▸ Task objective: Each entry must appear again exactly as it does in the source.

▸ Given records:
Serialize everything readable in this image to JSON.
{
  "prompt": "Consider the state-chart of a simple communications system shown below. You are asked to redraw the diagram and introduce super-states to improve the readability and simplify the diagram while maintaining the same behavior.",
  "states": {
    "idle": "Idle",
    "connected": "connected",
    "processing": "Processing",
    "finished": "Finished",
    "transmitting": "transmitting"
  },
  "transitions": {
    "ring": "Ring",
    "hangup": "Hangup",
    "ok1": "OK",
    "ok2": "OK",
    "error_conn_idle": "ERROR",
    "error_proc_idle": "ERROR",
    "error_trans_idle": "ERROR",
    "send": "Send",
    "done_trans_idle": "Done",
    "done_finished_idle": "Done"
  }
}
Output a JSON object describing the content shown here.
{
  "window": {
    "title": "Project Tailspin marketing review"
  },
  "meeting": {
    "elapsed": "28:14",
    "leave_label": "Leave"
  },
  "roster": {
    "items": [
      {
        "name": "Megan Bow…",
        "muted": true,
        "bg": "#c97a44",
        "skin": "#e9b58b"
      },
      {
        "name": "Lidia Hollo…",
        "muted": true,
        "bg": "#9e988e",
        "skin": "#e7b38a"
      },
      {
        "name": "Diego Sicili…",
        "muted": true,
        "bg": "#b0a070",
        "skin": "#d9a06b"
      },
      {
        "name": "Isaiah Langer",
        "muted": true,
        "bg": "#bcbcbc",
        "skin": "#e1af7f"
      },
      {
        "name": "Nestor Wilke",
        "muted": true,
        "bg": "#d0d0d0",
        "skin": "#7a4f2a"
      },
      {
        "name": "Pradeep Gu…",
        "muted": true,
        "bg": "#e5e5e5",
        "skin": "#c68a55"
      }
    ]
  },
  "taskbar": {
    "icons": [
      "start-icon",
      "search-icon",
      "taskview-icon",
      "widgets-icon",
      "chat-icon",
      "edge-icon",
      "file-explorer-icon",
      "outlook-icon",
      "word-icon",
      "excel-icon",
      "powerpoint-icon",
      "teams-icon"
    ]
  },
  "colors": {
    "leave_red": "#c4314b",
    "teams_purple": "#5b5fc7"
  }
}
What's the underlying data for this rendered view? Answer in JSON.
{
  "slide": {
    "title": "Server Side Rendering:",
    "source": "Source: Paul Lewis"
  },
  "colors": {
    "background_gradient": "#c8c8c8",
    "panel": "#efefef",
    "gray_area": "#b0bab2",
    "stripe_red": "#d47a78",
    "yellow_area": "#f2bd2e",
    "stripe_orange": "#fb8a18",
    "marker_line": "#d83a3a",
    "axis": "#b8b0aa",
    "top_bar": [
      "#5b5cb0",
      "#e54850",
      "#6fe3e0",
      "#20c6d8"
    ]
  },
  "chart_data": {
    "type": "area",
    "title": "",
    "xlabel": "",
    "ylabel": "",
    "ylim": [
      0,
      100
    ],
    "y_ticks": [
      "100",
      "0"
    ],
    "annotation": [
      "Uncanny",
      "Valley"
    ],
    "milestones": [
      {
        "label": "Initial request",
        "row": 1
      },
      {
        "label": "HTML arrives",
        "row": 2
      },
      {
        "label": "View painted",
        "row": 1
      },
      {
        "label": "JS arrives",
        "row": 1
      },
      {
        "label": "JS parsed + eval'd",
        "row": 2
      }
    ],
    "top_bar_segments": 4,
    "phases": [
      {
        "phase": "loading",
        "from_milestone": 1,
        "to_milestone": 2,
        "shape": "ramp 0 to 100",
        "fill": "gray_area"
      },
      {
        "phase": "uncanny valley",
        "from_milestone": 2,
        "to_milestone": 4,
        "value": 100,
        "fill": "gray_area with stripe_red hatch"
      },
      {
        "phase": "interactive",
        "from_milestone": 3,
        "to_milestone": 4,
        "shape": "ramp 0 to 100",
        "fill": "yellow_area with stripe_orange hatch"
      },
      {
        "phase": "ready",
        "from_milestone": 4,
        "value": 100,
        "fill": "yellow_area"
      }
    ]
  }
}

▸ Exercise answer:
Serialize everything readable in this image to JSON.
{
  "prompt": "Consider the state-chart of a simple communications system shown below. You are asked to redraw the diagram and introduce super-states to improve the readability and simplify the diagram while maintaining the same behavior.",
  "states": {
    "idle": "Idle",
    "connected": "connected",
    "processing": "Processing",
    "finished": "Finished",
    "transmitting": "transmitting"
  },
  "transitions": {
    "ring": "Ring",
    "hangup": "Hangup",
    "ok1": "OK",
    "ok2": "OK",
    "error_conn_idle": "ERROR",
    "error_proc_idle": "ERROR",
    "error_trans_idle": "ERROR",
    "send": "Send",
    "done_trans_idle": "Done",
    "done_finished_idle": "Done"
  }
}
Output a JSON object describing the content shown here.
{
  "window": {
    "title": "Project Tailspin marketing review"
  },
  "meeting": {
    "elapsed": "28:14",
    "leave_label": "Leave"
  },
  "roster": {
    "items": [
      {
        "name": "Megan Bow…",
        "muted": true,
        "bg": "#c97a44",
        "skin": "#e9b58b"
      },
      {
        "name": "Lidia Hollo…",
        "muted": true,
        "bg": "#9e988e",
        "skin": "#e7b38a"
      },
      {
        "name": "Diego Sicili…",
        "muted": true,
        "bg": "#b0a070",
        "skin": "#d9a06b"
      },
      {
        "name": "Isaiah Langer",
        "muted": true,
        "bg": "#bcbcbc",
        "skin": "#e1af7f"
      },
      {
        "name": "Nestor Wilke",
        "muted": true,
        "bg": "#d0d0d0",
        "skin": "#7a4f2a"
      },
      {
        "name": "Pradeep Gu…",
        "muted": true,
        "bg": "#e5e5e5",
        "skin": "#c68a55"
      }
    ]
  },
  "taskbar": {
    "icons": [
      "start-icon",
      "search-icon",
      "taskview-icon",
      "widgets-icon",
      "chat-icon",
      "edge-icon",
      "file-explorer-icon",
      "outlook-icon",
      "word-icon",
      "excel-icon",
      "powerpoint-icon",
      "teams-icon"
    ]
  },
  "colors": {
    "leave_red": "#c4314b",
    "teams_purple": "#5b5fc7"
  }
}
What's the underlying data for this rendered view? Answer in JSON.
{
  "slide": {
    "title": "Server Side Rendering:",
    "source": "Source: Paul Lewis"
  },
  "colors": {
    "background_gradient": "#c8c8c8",
    "panel": "#efefef",
    "gray_area": "#b0bab2",
    "stripe_red": "#d47a78",
    "yellow_area": "#f2bd2e",
    "stripe_orange": "#fb8a18",
    "marker_line": "#d83a3a",
    "axis": "#b8b0aa",
    "top_bar": [
      "#5b5cb0",
      "#e54850",
      "#6fe3e0",
      "#20c6d8"
    ]
  },
  "chart_data": {
    "type": "area",
    "title": "",
    "xlabel": "",
    "ylabel": "",
    "ylim": [
      0,
      100
    ],
    "y_ticks": [
      "100",
      "0"
    ],
    "annotation": [
      "Uncanny",
      "Valley"
    ],
    "milestones": [
      {
        "label": "Initial request",
        "row": 1
      },
      {
        "label": "HTML arrives",
        "row": 2
      },
      {
        "label": "View painted",
        "row": 1
      },
      {
        "label": "JS arrives",
        "row": 1
      },
      {
        "label": "JS parsed + eval'd",
        "row": 2
      }
    ],
    "top_bar_segments": 4,
    "phases": [
      {
        "phase": "loading",
        "from_milestone": 1,
        "to_milestone": 2,
        "shape": "ramp 0 to 100",
        "fill": "gray_area"
      },
      {
        "phase": "uncanny valley",
        "from_milestone": 2,
        "to_milestone": 4,
        "value": 100,
        "fill": "gray_area with stripe_red hatch"
      },
      {
        "phase": "interactive",
        "from_milestone": 3,
        "to_milestone": 4,
        "shape": "ramp 0 to 100",
        "fill": "yellow_area with stripe_orange hatch"
      },
      {
        "phase": "ready",
        "from_milestone": 4,
        "value": 100,
        "fill": "yellow_area"
      }
    ]
  }
}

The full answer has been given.